[Figure record listings]
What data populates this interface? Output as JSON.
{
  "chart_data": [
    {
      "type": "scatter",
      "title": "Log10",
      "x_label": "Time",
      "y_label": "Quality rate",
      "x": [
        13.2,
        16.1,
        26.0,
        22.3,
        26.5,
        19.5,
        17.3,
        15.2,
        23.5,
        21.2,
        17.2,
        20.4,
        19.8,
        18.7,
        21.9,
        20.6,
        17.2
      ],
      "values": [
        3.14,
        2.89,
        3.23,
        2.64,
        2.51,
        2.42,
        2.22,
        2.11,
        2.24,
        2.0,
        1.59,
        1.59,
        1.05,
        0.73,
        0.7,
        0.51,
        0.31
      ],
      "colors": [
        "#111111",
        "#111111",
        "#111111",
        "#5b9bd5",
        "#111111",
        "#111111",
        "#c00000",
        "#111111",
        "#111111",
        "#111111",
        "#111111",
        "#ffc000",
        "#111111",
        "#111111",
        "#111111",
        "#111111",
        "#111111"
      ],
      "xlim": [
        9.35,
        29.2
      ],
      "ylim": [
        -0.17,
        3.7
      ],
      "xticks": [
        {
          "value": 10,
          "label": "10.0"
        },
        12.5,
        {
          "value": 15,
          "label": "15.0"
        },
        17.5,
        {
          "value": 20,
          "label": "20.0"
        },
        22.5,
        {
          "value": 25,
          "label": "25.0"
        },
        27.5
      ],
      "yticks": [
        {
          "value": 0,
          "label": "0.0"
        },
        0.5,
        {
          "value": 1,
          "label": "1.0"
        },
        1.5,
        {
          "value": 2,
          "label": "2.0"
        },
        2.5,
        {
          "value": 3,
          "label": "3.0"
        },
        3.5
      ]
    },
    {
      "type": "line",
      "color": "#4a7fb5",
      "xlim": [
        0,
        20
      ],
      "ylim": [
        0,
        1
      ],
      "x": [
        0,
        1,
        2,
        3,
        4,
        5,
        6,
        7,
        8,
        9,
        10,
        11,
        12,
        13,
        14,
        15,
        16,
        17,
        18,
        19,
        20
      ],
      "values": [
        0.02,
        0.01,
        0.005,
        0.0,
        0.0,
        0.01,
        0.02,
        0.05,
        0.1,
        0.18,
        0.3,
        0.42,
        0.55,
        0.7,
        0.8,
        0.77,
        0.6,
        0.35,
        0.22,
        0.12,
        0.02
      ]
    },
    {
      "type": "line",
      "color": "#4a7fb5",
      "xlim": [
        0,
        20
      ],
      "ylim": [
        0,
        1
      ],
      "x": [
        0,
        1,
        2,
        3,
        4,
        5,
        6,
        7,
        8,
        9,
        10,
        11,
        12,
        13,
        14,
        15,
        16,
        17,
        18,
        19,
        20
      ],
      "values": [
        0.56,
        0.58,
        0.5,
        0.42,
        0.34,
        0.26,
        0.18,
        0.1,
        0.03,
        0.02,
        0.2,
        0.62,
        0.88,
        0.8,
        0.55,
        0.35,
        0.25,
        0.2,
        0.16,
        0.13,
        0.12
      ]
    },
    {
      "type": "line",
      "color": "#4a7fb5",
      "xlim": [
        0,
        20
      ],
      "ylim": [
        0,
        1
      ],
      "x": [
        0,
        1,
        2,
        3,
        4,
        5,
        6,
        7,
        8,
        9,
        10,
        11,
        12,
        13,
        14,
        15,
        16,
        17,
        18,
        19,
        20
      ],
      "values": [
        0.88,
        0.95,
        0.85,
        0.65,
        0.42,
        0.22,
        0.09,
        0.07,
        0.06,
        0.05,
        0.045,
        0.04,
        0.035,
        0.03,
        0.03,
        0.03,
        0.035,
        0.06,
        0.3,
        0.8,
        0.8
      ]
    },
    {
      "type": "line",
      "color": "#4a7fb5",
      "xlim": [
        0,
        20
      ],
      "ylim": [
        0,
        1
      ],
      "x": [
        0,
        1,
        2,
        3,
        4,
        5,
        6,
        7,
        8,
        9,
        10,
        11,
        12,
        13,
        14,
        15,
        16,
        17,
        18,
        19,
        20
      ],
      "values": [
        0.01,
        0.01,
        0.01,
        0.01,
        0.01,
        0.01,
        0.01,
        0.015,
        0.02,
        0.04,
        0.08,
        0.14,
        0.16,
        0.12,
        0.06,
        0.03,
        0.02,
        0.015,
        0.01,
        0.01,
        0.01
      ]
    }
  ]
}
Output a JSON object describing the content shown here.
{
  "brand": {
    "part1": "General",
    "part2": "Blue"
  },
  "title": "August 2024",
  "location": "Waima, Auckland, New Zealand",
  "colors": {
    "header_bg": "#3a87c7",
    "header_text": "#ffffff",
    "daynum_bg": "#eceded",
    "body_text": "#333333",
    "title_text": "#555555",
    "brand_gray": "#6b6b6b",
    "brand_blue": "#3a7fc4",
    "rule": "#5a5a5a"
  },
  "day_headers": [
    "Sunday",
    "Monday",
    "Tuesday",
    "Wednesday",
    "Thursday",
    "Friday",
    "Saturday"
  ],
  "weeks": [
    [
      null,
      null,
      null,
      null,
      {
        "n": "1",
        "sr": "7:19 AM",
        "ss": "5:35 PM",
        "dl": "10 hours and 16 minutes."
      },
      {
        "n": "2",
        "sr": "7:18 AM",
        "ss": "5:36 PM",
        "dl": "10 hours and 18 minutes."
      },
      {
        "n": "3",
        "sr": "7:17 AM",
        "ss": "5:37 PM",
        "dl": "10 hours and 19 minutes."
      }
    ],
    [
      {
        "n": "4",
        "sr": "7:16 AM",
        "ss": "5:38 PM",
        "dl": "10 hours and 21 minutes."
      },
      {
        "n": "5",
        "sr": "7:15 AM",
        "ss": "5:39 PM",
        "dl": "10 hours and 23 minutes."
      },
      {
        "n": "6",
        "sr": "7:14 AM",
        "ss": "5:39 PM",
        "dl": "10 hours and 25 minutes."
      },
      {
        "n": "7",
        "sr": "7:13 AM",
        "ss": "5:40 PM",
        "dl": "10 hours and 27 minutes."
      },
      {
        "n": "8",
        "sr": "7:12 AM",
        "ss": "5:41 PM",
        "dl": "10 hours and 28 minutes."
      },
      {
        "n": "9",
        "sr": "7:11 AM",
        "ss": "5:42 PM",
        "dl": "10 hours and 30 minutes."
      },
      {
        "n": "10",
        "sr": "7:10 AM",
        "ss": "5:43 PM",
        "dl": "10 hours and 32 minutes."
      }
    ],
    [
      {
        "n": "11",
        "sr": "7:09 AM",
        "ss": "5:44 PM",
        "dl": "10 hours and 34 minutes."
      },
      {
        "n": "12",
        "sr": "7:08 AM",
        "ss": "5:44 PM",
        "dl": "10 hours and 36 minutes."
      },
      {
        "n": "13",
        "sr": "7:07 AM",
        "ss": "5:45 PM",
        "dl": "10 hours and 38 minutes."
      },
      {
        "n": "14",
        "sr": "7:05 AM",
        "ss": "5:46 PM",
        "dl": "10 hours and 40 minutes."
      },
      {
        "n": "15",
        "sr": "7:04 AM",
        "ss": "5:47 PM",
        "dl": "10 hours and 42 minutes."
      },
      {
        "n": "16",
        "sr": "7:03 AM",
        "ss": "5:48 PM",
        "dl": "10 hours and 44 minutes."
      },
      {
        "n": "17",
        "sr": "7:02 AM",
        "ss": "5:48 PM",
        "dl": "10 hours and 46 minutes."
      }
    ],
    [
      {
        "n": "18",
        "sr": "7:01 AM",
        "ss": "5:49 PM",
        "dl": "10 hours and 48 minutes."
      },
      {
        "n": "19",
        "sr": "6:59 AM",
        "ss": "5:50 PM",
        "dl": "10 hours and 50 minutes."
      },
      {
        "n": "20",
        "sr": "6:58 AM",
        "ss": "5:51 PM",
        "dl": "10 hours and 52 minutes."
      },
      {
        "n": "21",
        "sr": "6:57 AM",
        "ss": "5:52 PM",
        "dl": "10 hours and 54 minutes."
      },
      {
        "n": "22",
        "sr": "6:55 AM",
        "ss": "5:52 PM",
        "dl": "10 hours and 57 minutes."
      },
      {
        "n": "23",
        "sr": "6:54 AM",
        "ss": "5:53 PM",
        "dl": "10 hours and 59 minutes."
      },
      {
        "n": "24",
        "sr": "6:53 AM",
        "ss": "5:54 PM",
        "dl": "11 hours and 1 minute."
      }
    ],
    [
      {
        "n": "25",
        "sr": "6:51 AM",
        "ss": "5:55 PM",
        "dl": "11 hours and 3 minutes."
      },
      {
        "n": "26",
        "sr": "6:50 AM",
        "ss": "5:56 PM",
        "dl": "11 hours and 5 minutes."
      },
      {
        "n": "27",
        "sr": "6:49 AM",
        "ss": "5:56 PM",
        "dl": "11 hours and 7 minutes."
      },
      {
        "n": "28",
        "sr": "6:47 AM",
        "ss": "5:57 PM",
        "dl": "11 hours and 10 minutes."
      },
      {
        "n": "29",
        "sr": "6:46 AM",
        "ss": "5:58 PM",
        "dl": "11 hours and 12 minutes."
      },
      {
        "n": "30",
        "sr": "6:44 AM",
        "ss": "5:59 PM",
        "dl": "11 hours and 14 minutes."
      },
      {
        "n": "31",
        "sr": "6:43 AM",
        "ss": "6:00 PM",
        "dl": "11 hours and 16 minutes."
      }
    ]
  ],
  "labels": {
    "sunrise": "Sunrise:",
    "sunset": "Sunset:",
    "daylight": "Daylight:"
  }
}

> Set problem
Going through the records above, state how many lines carry "JSON", with no other text.

> Answer in full
2